[TO BE DONE]:
Gather every line from the entries below that includes "SUBIECTUL".
-------- RECORD EXCERPTS
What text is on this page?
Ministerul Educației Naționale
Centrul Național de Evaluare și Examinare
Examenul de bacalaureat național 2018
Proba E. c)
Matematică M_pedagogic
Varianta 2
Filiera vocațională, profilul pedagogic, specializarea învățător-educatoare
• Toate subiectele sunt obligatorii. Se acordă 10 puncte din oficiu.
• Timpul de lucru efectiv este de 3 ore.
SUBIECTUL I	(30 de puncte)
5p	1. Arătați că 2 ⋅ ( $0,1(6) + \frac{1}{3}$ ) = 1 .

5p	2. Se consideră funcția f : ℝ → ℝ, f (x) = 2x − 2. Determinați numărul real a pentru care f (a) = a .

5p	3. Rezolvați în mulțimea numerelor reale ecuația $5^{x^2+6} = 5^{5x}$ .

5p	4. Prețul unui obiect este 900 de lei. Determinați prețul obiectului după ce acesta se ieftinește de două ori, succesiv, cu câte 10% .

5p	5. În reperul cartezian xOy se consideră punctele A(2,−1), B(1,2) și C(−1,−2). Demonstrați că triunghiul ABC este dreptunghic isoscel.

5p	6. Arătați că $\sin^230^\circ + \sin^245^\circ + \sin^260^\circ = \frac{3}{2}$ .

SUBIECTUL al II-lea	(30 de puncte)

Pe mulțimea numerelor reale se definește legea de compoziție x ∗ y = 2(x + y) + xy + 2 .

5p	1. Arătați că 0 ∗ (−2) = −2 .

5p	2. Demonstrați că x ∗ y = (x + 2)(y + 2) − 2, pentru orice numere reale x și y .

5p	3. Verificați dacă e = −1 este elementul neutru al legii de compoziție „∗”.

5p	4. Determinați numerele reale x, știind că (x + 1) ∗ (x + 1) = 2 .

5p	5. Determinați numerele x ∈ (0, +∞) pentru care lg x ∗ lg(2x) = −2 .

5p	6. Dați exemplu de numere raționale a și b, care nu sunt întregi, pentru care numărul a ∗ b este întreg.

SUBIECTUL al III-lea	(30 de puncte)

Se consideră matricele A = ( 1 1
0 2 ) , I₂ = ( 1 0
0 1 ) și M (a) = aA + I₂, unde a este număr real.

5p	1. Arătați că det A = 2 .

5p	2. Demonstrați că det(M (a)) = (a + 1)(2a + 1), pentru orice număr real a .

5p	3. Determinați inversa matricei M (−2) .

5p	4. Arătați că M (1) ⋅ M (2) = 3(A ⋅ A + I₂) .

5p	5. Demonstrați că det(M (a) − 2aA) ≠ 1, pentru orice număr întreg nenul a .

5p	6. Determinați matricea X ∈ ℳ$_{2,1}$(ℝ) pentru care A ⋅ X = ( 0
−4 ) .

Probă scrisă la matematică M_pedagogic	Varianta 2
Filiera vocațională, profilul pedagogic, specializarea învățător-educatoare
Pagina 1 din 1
----------------
[THE RESPONSE]:
SUBIECTUL I	(30 de puncte)
SUBIECTUL al II-lea	(30 de puncte)
SUBIECTUL al III-lea	(30 de puncte)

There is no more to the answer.